Data extracted from a collection:

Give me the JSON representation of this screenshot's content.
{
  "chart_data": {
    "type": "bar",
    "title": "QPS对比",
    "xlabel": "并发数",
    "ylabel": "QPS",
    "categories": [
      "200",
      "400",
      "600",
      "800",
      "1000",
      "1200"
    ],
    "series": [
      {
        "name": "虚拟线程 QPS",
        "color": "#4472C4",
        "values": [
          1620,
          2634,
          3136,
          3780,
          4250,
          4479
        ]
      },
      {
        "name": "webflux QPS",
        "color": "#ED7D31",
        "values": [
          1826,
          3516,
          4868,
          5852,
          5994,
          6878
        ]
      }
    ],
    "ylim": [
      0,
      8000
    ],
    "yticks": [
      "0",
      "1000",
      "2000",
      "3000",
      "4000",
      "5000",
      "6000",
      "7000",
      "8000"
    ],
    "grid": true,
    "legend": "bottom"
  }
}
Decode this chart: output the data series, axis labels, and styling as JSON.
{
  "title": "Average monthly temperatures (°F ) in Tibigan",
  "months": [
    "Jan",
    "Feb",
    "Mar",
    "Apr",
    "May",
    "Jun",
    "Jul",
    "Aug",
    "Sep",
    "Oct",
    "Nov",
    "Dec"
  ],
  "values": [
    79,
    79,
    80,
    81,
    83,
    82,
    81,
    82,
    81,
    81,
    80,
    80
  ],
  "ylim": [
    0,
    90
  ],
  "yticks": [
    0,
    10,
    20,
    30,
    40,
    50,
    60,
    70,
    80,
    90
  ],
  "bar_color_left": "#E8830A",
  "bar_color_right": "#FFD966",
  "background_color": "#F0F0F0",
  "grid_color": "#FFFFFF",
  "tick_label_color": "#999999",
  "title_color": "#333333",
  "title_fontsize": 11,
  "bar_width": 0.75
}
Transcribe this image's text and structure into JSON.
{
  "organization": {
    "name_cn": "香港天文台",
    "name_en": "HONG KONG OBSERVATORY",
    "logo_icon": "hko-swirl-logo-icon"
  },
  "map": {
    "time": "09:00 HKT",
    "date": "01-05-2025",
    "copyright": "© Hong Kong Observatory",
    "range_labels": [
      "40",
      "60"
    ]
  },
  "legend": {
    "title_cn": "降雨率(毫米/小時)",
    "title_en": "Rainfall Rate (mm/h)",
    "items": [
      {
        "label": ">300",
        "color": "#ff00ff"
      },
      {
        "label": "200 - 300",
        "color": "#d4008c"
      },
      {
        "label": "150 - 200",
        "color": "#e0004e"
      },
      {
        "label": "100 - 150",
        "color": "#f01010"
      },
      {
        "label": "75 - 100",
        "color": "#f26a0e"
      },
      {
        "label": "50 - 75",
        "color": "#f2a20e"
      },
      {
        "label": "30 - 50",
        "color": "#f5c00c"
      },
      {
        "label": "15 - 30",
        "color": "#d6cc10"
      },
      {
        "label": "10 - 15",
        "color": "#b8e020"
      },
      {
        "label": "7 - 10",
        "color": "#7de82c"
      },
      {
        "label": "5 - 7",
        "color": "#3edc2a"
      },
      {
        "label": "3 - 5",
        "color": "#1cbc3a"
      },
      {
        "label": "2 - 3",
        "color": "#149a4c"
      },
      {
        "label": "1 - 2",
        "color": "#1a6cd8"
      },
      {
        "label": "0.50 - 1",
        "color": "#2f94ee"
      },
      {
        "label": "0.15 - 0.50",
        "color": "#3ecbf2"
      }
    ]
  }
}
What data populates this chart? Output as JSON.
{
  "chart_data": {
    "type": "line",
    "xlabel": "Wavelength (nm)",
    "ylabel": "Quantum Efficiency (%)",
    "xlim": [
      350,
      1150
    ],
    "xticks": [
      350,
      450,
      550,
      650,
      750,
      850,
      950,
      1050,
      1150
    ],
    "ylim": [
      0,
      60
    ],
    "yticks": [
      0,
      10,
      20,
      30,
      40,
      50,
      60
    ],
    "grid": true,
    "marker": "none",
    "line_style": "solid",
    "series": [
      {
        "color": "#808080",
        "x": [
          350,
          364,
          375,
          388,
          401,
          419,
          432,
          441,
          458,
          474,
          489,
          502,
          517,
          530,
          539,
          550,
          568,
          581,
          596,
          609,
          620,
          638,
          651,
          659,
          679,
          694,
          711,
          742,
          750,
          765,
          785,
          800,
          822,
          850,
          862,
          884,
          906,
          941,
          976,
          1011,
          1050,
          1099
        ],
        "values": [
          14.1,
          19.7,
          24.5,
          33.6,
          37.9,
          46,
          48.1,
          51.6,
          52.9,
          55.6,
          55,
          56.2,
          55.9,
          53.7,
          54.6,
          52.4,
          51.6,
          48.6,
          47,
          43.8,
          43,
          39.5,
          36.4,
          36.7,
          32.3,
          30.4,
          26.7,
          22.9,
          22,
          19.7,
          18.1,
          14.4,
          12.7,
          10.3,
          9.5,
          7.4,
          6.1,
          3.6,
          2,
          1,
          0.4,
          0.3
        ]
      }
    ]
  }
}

Given task:
Extract every line containing the string "JSON" from the data above.

Result for this exercise:
Give me the JSON representation of this screenshot's content.
Decode this chart: output the data series, axis labels, and styling as JSON.
Transcribe this image's text and structure into JSON.
What data populates this chart? Output as JSON.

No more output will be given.